▶ **Verilen görev**:
Seçime giderken muhalefetin kozunu ele alan yazıyı lütfen son cümlesinin ardından sürdürün.

▶ **Sağlanan metin**:
______________________________
21 Nisan 2018 00:15

Seçime giderken muhalefetin kozu

Seçime giderken muhalefetin kozu

Fotoğraf: Envato

Paylaş

Baskın seçim kararını kimin aldığı, kime söylettiği, aynen 15 Şubat darbe girişimin kimin eseri olduğu gibi, siyasi meçhul olarak tarihe gömülecektir. Olanı bir tarafa bırakıp, göstermelik seçime giderken ülke manzarasına baktığımızda, maalesef, ileriyi ve planlanan ufku değil, birikmiş maliyetleri görmekteyiz. 

Bu net tabloyu, 15 yıl boyunca hem de olağanüstü tarihsel koşullardan da yararlanarak yaratıp, şimdi maliyetinden sıyrılmaya çalışan iktidarın seçim sloganından anlamaktayız, umarım anlayacağız da! İktidarın ve liderinin hemen tek sloganı olarak tüm sokak ilân tahtalarına seçim kararından önce(!) asılmış olan “kutlu yürüyüş” gibi söylemden halkın dikkatinin nereye çekilmek istendiği çok bellidir. 

AKP’nin daima izlediği yöntem, tüm eski proje taslaklarında da görüldüğü üzere, içi muğlak belli belirsiz beklenti ya da umut yaratmak olmuştur. Bu aşamada da aynı yöntemle karşı karşıyayız. İçi boş böylesi vaat yönteminin açılım projesinde taraflara ve ülkeye ne denli yüksek maliyetler yıktığı henüz hafızalardan silinmedi. Bu nedenle, bu kez hem de çok yaşamsal bir seçime giderken, artık tüm projelerin açık seçik tartışılması, hatta bunların bir tür ahit olarak siyasi metinlere geçirilmesi ve seçimden galip çıkanların ahitlerini yerine getirmelerinin denetlenmesisiyasilerin kaçak oynamalarının engellenmesi açısından zaruridir. Başkanlık döneminde nasıl olur, bilemiyorum!

Kutlu yürüyüş ya da büyük yürüyüş ne demektir? 15 yıl boyunca her sıkışıklıkta dile getirilmiş olan bu sloganın artık açılması gerekmektedir. Nedir bu kutlu yürüyüş? Siyasi olarak demokratik, laik ve hukuk devleti olmaktan mı çıkacağız; yoksa ekonomik olarak sistem değişikliğine mi gideceğiz; ya da burada sayamadığımız başka alanlarda çok köklü değişikliklere mi gebeyiz? AKP kadrolarının bu konularda netleşmesi ve halkımıza çok açık ve net olarak kafalarındakini söylemesi gerekmektedir.
______________________________
▶ **Mevcut veriler**:
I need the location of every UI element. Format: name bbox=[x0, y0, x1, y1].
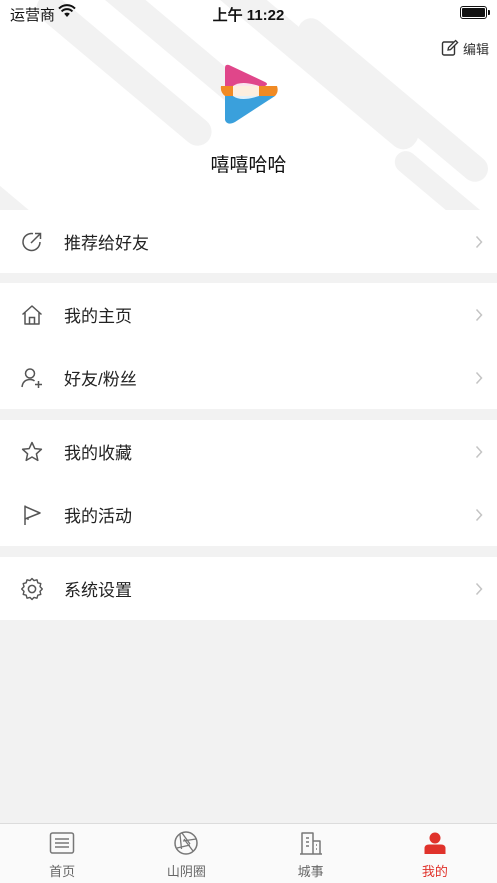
______________________________
▶ **Alıştırmanın cevabı**:
Son 15 yıla baktığımızda, AKP politikalarının siyasi ve toplumsal alanda gerçekleştirdiği tablo mutasavver kutlu yürüyüşün alanlarının göstergesi ise, önemli mesafenin alındığı görülmektedir. Bunların devamı için daha sıkı bir rejime gereksinme olmadığı gibi, yargı, medya ya da yönetsel organizasyon vb gibi potansiyel engelleme mekanizmaları devrede olmadığından baskın seçime gereksinme duyulmazdı. Daha açık söylemek gerekirse, AKP’nin kafasındaki siyasi ve toplumsal projenin yaşama geçirilmesinde şimdiye dek engelsiz yol alınmış olup, bundan sonrasının da engellenebileceği konusunda öngörü olmadığına göre, AKP’nin devamlı dillendirdiği ve toplumun hamasi ve belki de baskılanmış duygularına hitap eden söylemlerinin baskın seçimin asıl gerekçesi olmadığı çok açıktır.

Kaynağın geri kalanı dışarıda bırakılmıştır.